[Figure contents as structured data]
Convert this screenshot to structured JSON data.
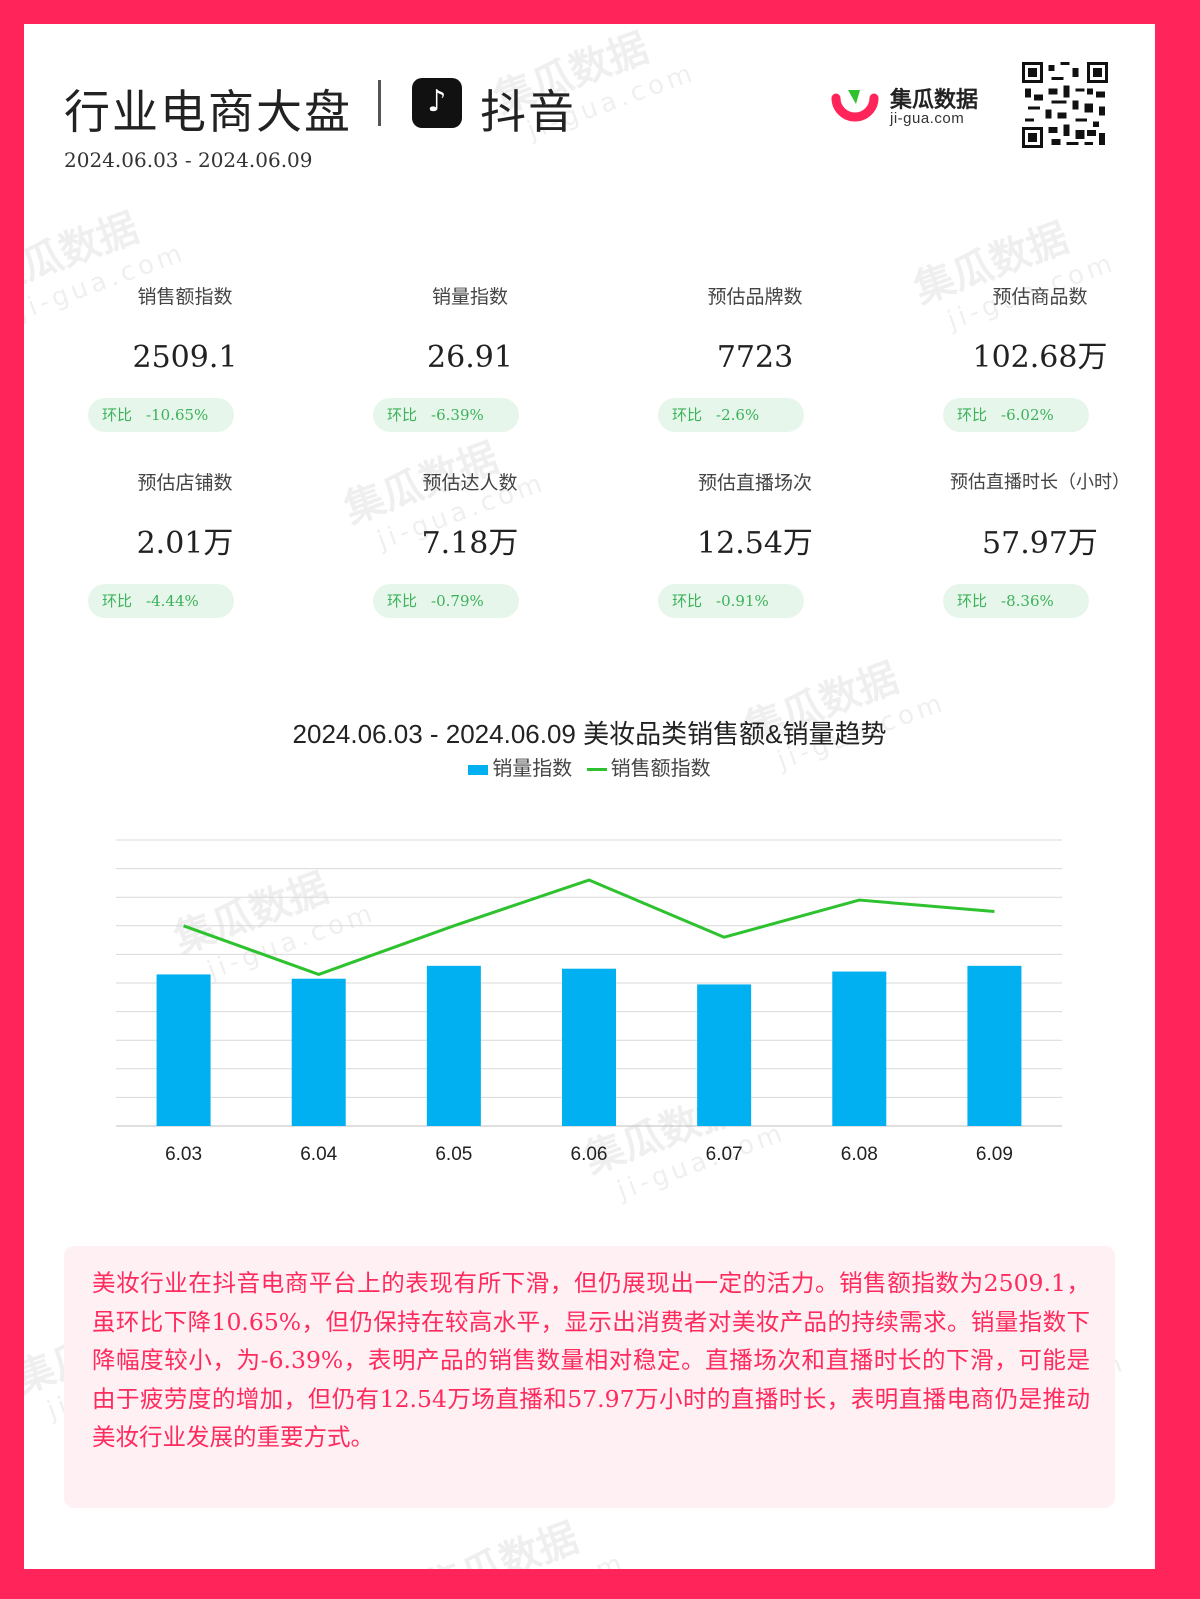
{
  "header": {
    "title": "行业电商大盘",
    "platform": "抖音",
    "platform_icon": "tiktok-icon",
    "date_range": "2024.06.03 - 2024.06.09",
    "brand_name": "集瓜数据",
    "brand_domain": "ji-gua.com",
    "brand_color": "#ff2459"
  },
  "metrics": [
    {
      "label": "销售额指数",
      "value": "2509.1",
      "change_label": "环比",
      "change": "-10.65%"
    },
    {
      "label": "销量指数",
      "value": "26.91",
      "change_label": "环比",
      "change": "-6.39%"
    },
    {
      "label": "预估品牌数",
      "value": "7723",
      "change_label": "环比",
      "change": "-2.6%"
    },
    {
      "label": "预估商品数",
      "value": "102.68万",
      "change_label": "环比",
      "change": "-6.02%"
    },
    {
      "label": "预估店铺数",
      "value": "2.01万",
      "change_label": "环比",
      "change": "-4.44%"
    },
    {
      "label": "预估达人数",
      "value": "7.18万",
      "change_label": "环比",
      "change": "-0.79%"
    },
    {
      "label": "预估直播场次",
      "value": "12.54万",
      "change_label": "环比",
      "change": "-0.91%"
    },
    {
      "label": "预估直播时长（小时）",
      "value": "57.97万",
      "change_label": "环比",
      "change": "-8.36%"
    }
  ],
  "chart_data": {
    "type": "bar",
    "title": "2024.06.03 - 2024.06.09 美妆品类销售额&销量趋势",
    "categories": [
      "6.03",
      "6.04",
      "6.05",
      "6.06",
      "6.07",
      "6.08",
      "6.09"
    ],
    "series": [
      {
        "name": "销量指数",
        "type": "bar",
        "color": "#00b0f0",
        "values": [
          5.3,
          5.15,
          5.6,
          5.5,
          4.95,
          5.4,
          5.6
        ]
      },
      {
        "name": "销售额指数",
        "type": "line",
        "color": "#2ec22e",
        "values": [
          7.0,
          5.3,
          7.0,
          8.6,
          6.6,
          7.9,
          7.5
        ]
      }
    ],
    "ylim": [
      0,
      10
    ],
    "grid": true,
    "legend": "top-center"
  },
  "summary": {
    "text": "美妆行业在抖音电商平台上的表现有所下滑，但仍展现出一定的活力。销售额指数为2509.1，虽环比下降10.65%，但仍保持在较高水平，显示出消费者对美妆产品的持续需求。销量指数下降幅度较小，为-6.39%，表明产品的销售数量相对稳定。直播场次和直播时长的下滑，可能是由于疲劳度的增加，但仍有12.54万场直播和57.97万小时的直播时长，表明直播电商仍是推动美妆行业发展的重要方式。"
  }
}
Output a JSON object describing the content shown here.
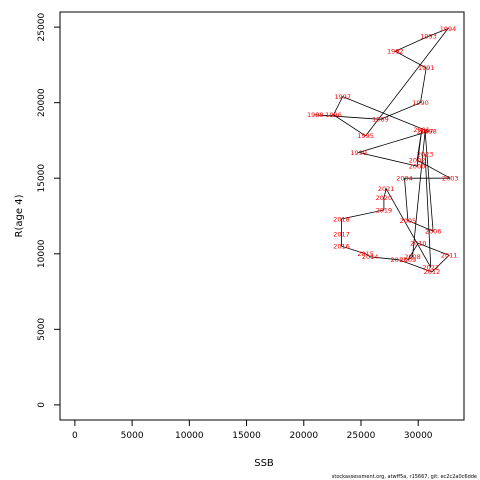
{
  "chart_data": {
    "type": "line",
    "title": "",
    "xlabel": "SSB",
    "ylabel": "R(age 4)",
    "xlim": [
      -1300,
      34000
    ],
    "ylim": [
      -1000,
      26000
    ],
    "x_ticks": [
      0,
      5000,
      10000,
      15000,
      20000,
      25000,
      30000
    ],
    "y_ticks": [
      0,
      5000,
      10000,
      15000,
      20000,
      25000
    ],
    "grid": false,
    "line_color": "#000000",
    "label_color": "#ff0000",
    "points": [
      {
        "year": "1988",
        "x": 21000,
        "y": 19200
      },
      {
        "year": "1989",
        "x": 26700,
        "y": 18900
      },
      {
        "year": "1990",
        "x": 30200,
        "y": 20000
      },
      {
        "year": "1991",
        "x": 30700,
        "y": 22300
      },
      {
        "year": "1992",
        "x": 28000,
        "y": 23400
      },
      {
        "year": "1993",
        "x": 30900,
        "y": 24400
      },
      {
        "year": "1994",
        "x": 32600,
        "y": 24900
      },
      {
        "year": "1995",
        "x": 25400,
        "y": 17800
      },
      {
        "year": "1996",
        "x": 22600,
        "y": 19200
      },
      {
        "year": "1997",
        "x": 23400,
        "y": 20400
      },
      {
        "year": "1998",
        "x": 30900,
        "y": 18100
      },
      {
        "year": "1999",
        "x": 24800,
        "y": 16700
      },
      {
        "year": "2000",
        "x": 29900,
        "y": 15800
      },
      {
        "year": "2001",
        "x": 30300,
        "y": 18200
      },
      {
        "year": "2002",
        "x": 29900,
        "y": 16200
      },
      {
        "year": "2003",
        "x": 32800,
        "y": 15000
      },
      {
        "year": "2004",
        "x": 28800,
        "y": 15000
      },
      {
        "year": "2005",
        "x": 29100,
        "y": 12200
      },
      {
        "year": "2006",
        "x": 31300,
        "y": 11500
      },
      {
        "year": "2007",
        "x": 30600,
        "y": 18100
      },
      {
        "year": "2008",
        "x": 29500,
        "y": 9800
      },
      {
        "year": "2009",
        "x": 29100,
        "y": 9600
      },
      {
        "year": "2010",
        "x": 30000,
        "y": 10700
      },
      {
        "year": "2011",
        "x": 32700,
        "y": 9900
      },
      {
        "year": "2012",
        "x": 31200,
        "y": 8800
      },
      {
        "year": "2013",
        "x": 28300,
        "y": 9600
      },
      {
        "year": "2014",
        "x": 25800,
        "y": 9800
      },
      {
        "year": "2015",
        "x": 25400,
        "y": 10000
      },
      {
        "year": "2016",
        "x": 23300,
        "y": 10500
      },
      {
        "year": "2017",
        "x": 23300,
        "y": 11300
      },
      {
        "year": "2018",
        "x": 23300,
        "y": 12300
      },
      {
        "year": "2019",
        "x": 27000,
        "y": 12900
      },
      {
        "year": "2020",
        "x": 27000,
        "y": 13700
      },
      {
        "year": "2021",
        "x": 27200,
        "y": 14300
      },
      {
        "year": "2022",
        "x": 31100,
        "y": 9100
      },
      {
        "year": "2023",
        "x": 30600,
        "y": 16600
      }
    ],
    "footer": "stockassessment.org, atwff5a, r15667, git: ec2c2a0c6dde"
  }
}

_Short task_: Transcribe the records above verbatim. Do not carry over any picture.

_Correct result_:
Convert this screenshot to structured JSON data.
{
  "header": {
    "title": "行业电商大盘",
    "platform": "抖音",
    "platform_icon": "tiktok-icon",
    "date_range": "2024.06.03 - 2024.06.09",
    "brand_name": "集瓜数据",
    "brand_domain": "ji-gua.com",
    "brand_color": "#ff2459"
  },
  "metrics": [
    {
      "label": "销售额指数",
      "value": "2509.1",
      "change_label": "环比",
      "change": "-10.65%"
    },
    {
      "label": "销量指数",
      "value": "26.91",
      "change_label": "环比",
      "change": "-6.39%"
    },
    {
      "label": "预估品牌数",
      "value": "7723",
      "change_label": "环比",
      "change": "-2.6%"
    },
    {
      "label": "预估商品数",
      "value": "102.68万",
      "change_label": "环比",
      "change": "-6.02%"
    },
    {
      "label": "预估店铺数",
      "value": "2.01万",
      "change_label": "环比",
      "change": "-4.44%"
    },
    {
      "label": "预估达人数",
      "value": "7.18万",
      "change_label": "环比",
      "change": "-0.79%"
    },
    {
      "label": "预估直播场次",
      "value": "12.54万",
      "change_label": "环比",
      "change": "-0.91%"
    },
    {
      "label": "预估直播时长（小时）",
      "value": "57.97万",
      "change_label": "环比",
      "change": "-8.36%"
    }
  ],
  "chart_data": {
    "type": "bar",
    "title": "2024.06.03 - 2024.06.09 美妆品类销售额&销量趋势",
    "categories": [
      "6.03",
      "6.04",
      "6.05",
      "6.06",
      "6.07",
      "6.08",
      "6.09"
    ],
    "series": [
      {
        "name": "销量指数",
        "type": "bar",
        "color": "#00b0f0",
        "values": [
          5.3,
          5.15,
          5.6,
          5.5,
          4.95,
          5.4,
          5.6
        ]
      },
      {
        "name": "销售额指数",
        "type": "line",
        "color": "#2ec22e",
        "values": [
          7.0,
          5.3,
          7.0,
          8.6,
          6.6,
          7.9,
          7.5
        ]
      }
    ],
    "ylim": [
      0,
      10
    ],
    "grid": true,
    "legend": "top-center"
  },
  "summary": {
    "text": "美妆行业在抖音电商平台上的表现有所下滑，但仍展现出一定的活力。销售额指数为2509.1，虽环比下降10.65%，但仍保持在较高水平，显示出消费者对美妆产品的持续需求。销量指数下降幅度较小，为-6.39%，表明产品的销售数量相对稳定。直播场次和直播时长的下滑，可能是由于疲劳度的增加，但仍有12.54万场直播和57.97万小时的直播时长，表明直播电商仍是推动美妆行业发展的重要方式。"
  }
}
Output a JSON object describing the content shown here.
{
  "chart_data": {
    "type": "line",
    "title": "",
    "xlabel": "SSB",
    "ylabel": "R(age 4)",
    "xlim": [
      -1300,
      34000
    ],
    "ylim": [
      -1000,
      26000
    ],
    "x_ticks": [
      0,
      5000,
      10000,
      15000,
      20000,
      25000,
      30000
    ],
    "y_ticks": [
      0,
      5000,
      10000,
      15000,
      20000,
      25000
    ],
    "grid": false,
    "line_color": "#000000",
    "label_color": "#ff0000",
    "points": [
      {
        "year": "1988",
        "x": 21000,
        "y": 19200
      },
      {
        "year": "1989",
        "x": 26700,
        "y": 18900
      },
      {
        "year": "1990",
        "x": 30200,
        "y": 20000
      },
      {
        "year": "1991",
        "x": 30700,
        "y": 22300
      },
      {
        "year": "1992",
        "x": 28000,
        "y": 23400
      },
      {
        "year": "1993",
        "x": 30900,
        "y": 24400
      },
      {
        "year": "1994",
        "x": 32600,
        "y": 24900
      },
      {
        "year": "1995",
        "x": 25400,
        "y": 17800
      },
      {
        "year": "1996",
        "x": 22600,
        "y": 19200
      },
      {
        "year": "1997",
        "x": 23400,
        "y": 20400
      },
      {
        "year": "1998",
        "x": 30900,
        "y": 18100
      },
      {
        "year": "1999",
        "x": 24800,
        "y": 16700
      },
      {
        "year": "2000",
        "x": 29900,
        "y": 15800
      },
      {
        "year": "2001",
        "x": 30300,
        "y": 18200
      },
      {
        "year": "2002",
        "x": 29900,
        "y": 16200
      },
      {
        "year": "2003",
        "x": 32800,
        "y": 15000
      },
      {
        "year": "2004",
        "x": 28800,
        "y": 15000
      },
      {
        "year": "2005",
        "x": 29100,
        "y": 12200
      },
      {
        "year": "2006",
        "x": 31300,
        "y": 11500
      },
      {
        "year": "2007",
        "x": 30600,
        "y": 18100
      },
      {
        "year": "2008",
        "x": 29500,
        "y": 9800
      },
      {
        "year": "2009",
        "x": 29100,
        "y": 9600
      },
      {
        "year": "2010",
        "x": 30000,
        "y": 10700
      },
      {
        "year": "2011",
        "x": 32700,
        "y": 9900
      },
      {
        "year": "2012",
        "x": 31200,
        "y": 8800
      },
      {
        "year": "2013",
        "x": 28300,
        "y": 9600
      },
      {
        "year": "2014",
        "x": 25800,
        "y": 9800
      },
      {
        "year": "2015",
        "x": 25400,
        "y": 10000
      },
      {
        "year": "2016",
        "x": 23300,
        "y": 10500
      },
      {
        "year": "2017",
        "x": 23300,
        "y": 11300
      },
      {
        "year": "2018",
        "x": 23300,
        "y": 12300
      },
      {
        "year": "2019",
        "x": 27000,
        "y": 12900
      },
      {
        "year": "2020",
        "x": 27000,
        "y": 13700
      },
      {
        "year": "2021",
        "x": 27200,
        "y": 14300
      },
      {
        "year": "2022",
        "x": 31100,
        "y": 9100
      },
      {
        "year": "2023",
        "x": 30600,
        "y": 16600
      }
    ],
    "footer": "stockassessment.org, atwff5a, r15667, git: ec2c2a0c6dde"
  }
}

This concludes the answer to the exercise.